start DATASET ENTRIES

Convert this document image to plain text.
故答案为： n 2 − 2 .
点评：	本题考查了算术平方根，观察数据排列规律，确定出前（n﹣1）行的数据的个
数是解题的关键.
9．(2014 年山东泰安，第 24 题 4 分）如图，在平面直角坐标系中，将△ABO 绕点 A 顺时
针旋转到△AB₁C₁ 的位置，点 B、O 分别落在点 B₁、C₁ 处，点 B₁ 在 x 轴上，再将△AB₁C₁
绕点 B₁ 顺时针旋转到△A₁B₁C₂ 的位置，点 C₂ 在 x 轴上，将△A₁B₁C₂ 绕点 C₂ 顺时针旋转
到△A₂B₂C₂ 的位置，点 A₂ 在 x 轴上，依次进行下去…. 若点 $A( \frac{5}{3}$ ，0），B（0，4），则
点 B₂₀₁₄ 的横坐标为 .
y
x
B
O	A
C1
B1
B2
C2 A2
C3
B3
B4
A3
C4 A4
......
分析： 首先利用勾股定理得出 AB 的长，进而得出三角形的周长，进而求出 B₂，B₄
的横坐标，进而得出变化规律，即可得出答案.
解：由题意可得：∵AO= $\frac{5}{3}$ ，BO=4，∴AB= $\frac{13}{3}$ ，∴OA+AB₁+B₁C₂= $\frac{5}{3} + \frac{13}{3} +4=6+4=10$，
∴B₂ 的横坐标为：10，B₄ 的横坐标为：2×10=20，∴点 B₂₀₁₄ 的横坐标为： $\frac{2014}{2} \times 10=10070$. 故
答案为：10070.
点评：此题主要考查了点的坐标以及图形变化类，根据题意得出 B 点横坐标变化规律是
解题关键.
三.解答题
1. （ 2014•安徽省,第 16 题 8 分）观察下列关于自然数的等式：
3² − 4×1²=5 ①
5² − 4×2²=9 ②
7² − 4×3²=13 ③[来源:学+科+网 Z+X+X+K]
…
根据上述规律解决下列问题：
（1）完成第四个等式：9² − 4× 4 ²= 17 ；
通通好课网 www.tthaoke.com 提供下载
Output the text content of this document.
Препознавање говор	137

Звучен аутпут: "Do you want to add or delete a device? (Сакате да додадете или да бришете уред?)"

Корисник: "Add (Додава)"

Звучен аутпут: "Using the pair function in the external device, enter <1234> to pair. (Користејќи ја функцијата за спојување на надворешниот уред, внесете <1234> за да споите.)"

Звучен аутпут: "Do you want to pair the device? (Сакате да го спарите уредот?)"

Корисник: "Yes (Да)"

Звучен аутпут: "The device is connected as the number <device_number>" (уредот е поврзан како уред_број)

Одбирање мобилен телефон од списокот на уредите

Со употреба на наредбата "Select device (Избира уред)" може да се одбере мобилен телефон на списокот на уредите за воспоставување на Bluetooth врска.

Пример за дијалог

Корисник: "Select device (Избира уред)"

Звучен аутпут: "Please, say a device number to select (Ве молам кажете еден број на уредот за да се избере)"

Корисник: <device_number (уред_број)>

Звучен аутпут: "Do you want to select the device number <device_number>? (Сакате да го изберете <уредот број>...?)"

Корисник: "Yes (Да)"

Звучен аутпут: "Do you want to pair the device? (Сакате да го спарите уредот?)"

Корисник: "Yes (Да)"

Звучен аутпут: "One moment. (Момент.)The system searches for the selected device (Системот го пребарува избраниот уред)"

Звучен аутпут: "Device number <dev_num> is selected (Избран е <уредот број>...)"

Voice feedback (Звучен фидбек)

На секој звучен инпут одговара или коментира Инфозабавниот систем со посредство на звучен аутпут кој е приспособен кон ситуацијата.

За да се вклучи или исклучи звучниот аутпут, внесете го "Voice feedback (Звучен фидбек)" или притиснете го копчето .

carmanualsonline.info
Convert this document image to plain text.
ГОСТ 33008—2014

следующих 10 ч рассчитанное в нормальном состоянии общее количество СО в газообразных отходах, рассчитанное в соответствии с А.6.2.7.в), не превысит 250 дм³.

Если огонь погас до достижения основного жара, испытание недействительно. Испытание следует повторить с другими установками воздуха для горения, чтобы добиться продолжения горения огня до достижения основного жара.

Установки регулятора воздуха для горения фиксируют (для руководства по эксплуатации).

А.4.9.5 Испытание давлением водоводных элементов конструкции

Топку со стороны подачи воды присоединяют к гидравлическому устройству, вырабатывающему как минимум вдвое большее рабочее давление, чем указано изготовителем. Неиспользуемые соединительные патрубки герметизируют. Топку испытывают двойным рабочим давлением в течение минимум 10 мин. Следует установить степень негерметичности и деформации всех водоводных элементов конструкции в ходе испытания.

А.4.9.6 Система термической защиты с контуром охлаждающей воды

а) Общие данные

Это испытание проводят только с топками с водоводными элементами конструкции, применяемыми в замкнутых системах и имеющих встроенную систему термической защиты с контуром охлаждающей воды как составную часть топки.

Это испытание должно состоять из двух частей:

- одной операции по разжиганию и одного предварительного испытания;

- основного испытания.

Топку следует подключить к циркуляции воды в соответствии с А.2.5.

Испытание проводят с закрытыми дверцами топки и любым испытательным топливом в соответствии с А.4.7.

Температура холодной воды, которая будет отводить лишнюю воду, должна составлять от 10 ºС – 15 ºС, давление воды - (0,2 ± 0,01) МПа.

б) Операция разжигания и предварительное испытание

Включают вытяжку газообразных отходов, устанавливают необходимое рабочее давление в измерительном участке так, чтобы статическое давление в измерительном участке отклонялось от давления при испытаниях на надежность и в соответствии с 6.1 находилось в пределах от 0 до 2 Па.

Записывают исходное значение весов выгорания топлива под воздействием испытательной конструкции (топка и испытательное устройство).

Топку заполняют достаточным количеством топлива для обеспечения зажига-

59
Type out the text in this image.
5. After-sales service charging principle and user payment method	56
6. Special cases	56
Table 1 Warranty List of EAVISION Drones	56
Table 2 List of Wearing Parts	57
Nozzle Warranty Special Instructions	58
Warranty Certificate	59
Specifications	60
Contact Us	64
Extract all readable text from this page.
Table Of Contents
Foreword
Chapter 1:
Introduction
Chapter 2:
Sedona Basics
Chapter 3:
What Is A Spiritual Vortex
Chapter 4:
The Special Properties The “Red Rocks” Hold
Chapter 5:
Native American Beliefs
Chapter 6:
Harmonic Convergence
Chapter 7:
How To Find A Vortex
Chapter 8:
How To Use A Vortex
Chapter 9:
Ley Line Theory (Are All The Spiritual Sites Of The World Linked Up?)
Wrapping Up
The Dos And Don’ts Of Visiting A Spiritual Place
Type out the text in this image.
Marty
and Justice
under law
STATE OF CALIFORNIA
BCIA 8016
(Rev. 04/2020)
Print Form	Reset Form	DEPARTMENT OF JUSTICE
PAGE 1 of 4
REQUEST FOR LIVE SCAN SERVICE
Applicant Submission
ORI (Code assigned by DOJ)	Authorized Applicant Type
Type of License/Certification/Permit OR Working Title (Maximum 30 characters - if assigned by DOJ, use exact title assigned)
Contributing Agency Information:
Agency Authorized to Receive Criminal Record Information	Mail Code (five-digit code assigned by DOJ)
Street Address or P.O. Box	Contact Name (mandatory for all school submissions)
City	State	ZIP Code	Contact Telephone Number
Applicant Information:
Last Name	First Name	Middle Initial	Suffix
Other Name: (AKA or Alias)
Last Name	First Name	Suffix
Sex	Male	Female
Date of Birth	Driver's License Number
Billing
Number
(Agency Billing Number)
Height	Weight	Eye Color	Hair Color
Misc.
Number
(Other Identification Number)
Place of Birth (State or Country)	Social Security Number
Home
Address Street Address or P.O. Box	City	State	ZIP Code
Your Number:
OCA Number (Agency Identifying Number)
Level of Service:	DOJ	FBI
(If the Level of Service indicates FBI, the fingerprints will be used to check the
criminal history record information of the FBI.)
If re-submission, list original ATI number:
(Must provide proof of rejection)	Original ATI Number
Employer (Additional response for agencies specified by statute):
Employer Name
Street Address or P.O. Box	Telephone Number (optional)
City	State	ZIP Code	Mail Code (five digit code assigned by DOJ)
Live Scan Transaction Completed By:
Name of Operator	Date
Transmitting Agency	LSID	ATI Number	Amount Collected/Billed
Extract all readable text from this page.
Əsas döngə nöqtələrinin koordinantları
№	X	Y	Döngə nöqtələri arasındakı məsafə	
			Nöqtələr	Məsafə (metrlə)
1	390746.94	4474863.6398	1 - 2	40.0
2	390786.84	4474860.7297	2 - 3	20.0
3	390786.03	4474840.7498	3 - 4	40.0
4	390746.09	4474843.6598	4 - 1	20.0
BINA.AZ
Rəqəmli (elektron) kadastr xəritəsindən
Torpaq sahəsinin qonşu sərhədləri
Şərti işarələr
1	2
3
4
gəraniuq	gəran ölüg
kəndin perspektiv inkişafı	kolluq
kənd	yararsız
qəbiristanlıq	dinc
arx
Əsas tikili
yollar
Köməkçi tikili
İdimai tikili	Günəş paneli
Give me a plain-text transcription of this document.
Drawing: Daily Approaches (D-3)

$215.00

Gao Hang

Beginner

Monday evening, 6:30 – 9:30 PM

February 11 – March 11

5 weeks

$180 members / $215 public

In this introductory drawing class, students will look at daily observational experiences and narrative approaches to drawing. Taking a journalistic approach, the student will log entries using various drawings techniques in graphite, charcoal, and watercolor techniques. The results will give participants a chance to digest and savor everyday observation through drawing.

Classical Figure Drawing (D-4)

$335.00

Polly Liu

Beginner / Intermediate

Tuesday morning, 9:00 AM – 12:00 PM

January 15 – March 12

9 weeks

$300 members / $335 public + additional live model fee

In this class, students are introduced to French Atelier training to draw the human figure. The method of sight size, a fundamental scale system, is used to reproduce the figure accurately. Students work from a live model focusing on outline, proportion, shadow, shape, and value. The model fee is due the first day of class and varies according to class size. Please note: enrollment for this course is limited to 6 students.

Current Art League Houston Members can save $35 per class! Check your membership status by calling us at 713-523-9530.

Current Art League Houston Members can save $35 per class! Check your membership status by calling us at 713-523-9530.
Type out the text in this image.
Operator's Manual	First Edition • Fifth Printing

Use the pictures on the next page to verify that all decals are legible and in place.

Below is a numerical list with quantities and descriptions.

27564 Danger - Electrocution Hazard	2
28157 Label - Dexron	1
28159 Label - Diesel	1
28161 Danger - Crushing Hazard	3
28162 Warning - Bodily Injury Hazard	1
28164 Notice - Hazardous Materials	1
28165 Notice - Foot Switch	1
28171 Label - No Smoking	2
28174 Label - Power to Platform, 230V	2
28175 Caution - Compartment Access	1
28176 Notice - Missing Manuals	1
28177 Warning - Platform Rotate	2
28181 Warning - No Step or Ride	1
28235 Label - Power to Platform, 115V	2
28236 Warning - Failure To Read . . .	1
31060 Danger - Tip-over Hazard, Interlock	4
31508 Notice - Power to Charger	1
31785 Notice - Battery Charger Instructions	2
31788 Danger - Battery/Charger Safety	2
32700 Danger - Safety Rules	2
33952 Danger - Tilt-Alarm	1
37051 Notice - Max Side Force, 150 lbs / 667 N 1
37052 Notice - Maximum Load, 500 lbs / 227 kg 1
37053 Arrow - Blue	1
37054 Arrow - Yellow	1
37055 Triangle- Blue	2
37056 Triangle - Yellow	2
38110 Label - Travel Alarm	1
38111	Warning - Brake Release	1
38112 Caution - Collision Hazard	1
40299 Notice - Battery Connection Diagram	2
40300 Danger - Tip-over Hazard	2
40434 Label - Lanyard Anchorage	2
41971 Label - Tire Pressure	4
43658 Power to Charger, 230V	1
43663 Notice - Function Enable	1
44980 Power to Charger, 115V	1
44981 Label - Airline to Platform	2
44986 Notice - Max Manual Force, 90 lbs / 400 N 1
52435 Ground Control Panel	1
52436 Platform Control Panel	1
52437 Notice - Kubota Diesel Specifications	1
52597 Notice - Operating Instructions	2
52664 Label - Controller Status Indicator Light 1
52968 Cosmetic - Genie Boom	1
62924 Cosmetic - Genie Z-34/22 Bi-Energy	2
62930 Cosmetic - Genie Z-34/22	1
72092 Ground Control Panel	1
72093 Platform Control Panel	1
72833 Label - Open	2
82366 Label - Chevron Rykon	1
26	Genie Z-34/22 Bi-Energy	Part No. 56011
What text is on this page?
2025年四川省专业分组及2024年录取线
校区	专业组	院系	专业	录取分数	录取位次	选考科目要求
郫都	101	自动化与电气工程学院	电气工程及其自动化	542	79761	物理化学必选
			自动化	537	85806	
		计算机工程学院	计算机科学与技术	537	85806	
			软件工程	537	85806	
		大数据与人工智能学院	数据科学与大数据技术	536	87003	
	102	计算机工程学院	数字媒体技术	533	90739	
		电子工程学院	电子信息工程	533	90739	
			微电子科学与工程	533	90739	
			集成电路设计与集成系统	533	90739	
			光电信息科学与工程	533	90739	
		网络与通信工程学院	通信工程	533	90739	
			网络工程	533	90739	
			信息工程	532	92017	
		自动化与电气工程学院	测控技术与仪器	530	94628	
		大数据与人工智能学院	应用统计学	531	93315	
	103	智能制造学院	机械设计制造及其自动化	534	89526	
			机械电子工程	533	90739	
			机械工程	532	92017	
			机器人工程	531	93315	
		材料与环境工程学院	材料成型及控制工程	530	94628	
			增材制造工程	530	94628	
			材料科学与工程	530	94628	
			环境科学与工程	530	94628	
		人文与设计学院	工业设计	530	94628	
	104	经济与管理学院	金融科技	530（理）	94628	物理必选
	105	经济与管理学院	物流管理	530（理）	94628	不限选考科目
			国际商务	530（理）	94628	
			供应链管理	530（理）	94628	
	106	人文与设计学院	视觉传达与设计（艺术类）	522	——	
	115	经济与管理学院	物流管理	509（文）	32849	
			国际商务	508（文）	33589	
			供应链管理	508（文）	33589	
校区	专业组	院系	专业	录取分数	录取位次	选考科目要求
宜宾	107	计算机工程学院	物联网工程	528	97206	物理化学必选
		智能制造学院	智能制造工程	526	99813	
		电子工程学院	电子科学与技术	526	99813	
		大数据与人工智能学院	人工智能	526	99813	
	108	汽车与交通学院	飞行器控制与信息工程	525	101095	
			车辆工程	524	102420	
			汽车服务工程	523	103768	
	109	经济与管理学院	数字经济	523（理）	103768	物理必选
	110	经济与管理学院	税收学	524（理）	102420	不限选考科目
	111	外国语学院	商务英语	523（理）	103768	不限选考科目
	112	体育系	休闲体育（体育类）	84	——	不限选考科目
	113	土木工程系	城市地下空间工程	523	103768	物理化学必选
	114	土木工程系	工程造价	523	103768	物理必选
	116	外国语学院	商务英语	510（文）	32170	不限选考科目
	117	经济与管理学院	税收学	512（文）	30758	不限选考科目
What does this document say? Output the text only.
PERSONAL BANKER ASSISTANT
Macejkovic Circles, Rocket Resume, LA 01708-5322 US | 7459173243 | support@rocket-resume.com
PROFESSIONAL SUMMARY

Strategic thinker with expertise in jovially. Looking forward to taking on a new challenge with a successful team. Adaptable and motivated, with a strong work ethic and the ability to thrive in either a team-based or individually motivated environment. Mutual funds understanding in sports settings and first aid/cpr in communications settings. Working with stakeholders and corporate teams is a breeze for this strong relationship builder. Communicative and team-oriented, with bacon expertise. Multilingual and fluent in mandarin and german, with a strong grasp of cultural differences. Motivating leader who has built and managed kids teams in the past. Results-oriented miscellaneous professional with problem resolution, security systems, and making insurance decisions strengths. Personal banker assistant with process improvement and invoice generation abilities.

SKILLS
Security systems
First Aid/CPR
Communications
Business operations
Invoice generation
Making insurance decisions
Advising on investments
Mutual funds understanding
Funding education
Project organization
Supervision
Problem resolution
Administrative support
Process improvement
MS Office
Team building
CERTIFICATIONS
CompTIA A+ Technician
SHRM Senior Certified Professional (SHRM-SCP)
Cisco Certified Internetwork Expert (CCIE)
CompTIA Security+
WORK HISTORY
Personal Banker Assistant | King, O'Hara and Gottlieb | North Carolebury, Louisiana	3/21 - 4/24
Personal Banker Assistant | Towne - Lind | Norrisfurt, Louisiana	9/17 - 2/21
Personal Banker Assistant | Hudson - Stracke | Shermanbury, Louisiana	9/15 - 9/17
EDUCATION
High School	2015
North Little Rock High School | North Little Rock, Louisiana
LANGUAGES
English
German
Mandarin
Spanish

end DATASET ENTRIES

WHAT IS REQUIRED » From the data above, copy each line that has the string "Name".

RESULT »
Street Address or P.O. Box	Contact Name (mandatory for all school submissions)
Last Name	First Name	Middle Initial	Suffix
Other Name: (AKA or Alias)
Last Name	First Name	Suffix
Employer Name
Name of Operator	Date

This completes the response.